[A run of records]
···

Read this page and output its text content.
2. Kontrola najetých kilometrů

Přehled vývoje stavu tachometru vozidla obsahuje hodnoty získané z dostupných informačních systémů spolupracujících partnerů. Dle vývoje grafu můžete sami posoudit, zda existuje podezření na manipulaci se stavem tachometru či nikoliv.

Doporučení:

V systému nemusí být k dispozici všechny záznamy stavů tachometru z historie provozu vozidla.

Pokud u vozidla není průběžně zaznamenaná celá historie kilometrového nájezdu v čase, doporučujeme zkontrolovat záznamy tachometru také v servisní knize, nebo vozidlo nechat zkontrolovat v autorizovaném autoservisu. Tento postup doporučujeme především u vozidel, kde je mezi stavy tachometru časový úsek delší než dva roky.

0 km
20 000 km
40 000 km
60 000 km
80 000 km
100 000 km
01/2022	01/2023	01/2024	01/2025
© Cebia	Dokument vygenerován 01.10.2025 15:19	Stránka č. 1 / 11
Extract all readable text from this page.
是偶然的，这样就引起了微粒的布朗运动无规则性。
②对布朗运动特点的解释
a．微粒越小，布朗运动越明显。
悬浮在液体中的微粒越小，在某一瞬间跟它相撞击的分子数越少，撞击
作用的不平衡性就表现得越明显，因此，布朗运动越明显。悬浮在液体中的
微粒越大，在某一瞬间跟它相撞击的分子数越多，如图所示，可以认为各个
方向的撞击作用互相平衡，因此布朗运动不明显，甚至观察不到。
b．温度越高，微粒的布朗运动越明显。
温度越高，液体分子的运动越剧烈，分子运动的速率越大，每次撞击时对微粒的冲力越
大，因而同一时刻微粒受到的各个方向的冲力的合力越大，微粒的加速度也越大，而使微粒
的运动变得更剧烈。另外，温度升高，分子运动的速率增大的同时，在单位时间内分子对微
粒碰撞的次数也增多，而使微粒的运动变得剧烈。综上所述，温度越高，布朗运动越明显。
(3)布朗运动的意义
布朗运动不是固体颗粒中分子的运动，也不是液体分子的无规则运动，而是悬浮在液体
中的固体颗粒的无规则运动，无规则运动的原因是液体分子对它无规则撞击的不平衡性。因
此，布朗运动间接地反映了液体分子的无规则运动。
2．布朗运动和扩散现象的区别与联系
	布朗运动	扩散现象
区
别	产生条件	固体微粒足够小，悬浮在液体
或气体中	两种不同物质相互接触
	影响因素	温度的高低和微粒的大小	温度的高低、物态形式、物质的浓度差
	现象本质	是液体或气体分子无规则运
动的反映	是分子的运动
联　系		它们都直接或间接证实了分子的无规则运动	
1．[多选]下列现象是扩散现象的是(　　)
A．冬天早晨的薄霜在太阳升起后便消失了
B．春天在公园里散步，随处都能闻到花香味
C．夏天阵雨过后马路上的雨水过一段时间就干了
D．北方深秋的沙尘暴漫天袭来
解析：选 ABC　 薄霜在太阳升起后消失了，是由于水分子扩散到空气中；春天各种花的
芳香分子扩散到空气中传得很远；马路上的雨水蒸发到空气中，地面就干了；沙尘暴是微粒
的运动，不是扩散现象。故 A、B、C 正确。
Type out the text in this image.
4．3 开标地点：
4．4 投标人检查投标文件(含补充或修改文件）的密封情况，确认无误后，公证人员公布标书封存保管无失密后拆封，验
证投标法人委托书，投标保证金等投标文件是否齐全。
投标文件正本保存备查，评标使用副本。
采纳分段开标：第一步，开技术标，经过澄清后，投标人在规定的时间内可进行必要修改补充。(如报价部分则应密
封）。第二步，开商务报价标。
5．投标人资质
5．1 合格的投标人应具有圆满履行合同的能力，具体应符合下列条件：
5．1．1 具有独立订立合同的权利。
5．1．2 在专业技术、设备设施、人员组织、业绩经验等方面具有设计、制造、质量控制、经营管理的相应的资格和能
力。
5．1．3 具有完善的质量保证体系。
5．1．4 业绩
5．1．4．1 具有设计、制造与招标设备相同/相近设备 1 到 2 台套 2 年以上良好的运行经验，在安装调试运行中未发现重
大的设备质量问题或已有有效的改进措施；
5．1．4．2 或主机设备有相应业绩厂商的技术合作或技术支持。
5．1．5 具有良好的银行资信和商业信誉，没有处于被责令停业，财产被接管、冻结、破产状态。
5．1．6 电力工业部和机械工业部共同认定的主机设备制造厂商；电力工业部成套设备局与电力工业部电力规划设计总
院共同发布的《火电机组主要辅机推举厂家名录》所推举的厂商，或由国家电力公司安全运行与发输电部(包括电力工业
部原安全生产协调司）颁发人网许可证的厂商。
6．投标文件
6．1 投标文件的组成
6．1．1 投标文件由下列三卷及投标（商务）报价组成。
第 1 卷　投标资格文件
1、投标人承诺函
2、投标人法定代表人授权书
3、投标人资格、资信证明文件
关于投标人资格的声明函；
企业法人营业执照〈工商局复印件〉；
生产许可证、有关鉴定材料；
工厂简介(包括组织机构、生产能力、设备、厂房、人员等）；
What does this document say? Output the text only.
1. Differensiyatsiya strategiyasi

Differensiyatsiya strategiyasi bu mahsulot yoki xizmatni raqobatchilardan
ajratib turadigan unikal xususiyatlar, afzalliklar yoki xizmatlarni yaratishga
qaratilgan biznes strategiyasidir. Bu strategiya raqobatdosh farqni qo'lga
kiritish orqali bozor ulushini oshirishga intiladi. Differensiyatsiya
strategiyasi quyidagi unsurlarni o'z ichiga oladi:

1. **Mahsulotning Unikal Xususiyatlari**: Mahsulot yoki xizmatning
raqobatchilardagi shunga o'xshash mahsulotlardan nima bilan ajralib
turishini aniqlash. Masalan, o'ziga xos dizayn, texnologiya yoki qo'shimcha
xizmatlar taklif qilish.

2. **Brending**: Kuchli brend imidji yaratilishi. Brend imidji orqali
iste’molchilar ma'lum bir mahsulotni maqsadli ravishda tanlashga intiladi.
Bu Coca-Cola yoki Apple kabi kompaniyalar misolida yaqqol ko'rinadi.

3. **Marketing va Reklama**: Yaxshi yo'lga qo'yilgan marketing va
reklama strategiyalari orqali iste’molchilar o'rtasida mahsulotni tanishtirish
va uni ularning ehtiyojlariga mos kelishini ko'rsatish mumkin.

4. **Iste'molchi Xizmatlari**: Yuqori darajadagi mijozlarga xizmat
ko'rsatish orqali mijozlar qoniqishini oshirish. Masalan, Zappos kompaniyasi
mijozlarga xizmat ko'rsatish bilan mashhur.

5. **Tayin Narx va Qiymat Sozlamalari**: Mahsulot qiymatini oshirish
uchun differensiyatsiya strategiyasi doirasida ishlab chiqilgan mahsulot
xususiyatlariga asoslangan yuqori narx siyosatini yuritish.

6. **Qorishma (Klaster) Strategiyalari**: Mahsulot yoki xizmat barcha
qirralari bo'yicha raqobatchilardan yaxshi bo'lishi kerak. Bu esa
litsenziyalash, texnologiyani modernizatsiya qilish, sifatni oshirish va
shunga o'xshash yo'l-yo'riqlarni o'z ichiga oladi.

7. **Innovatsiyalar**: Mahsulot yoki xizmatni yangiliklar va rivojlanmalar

···

| Instructions for the task |
Out of the records, collect only those lines that contain the string "ichiga".

| Task answer |
strategiyasi quyidagi unsurlarni o'z ichiga oladi:
shunga o'xshash yo'l-yo'riqlarni o'z ichiga oladi.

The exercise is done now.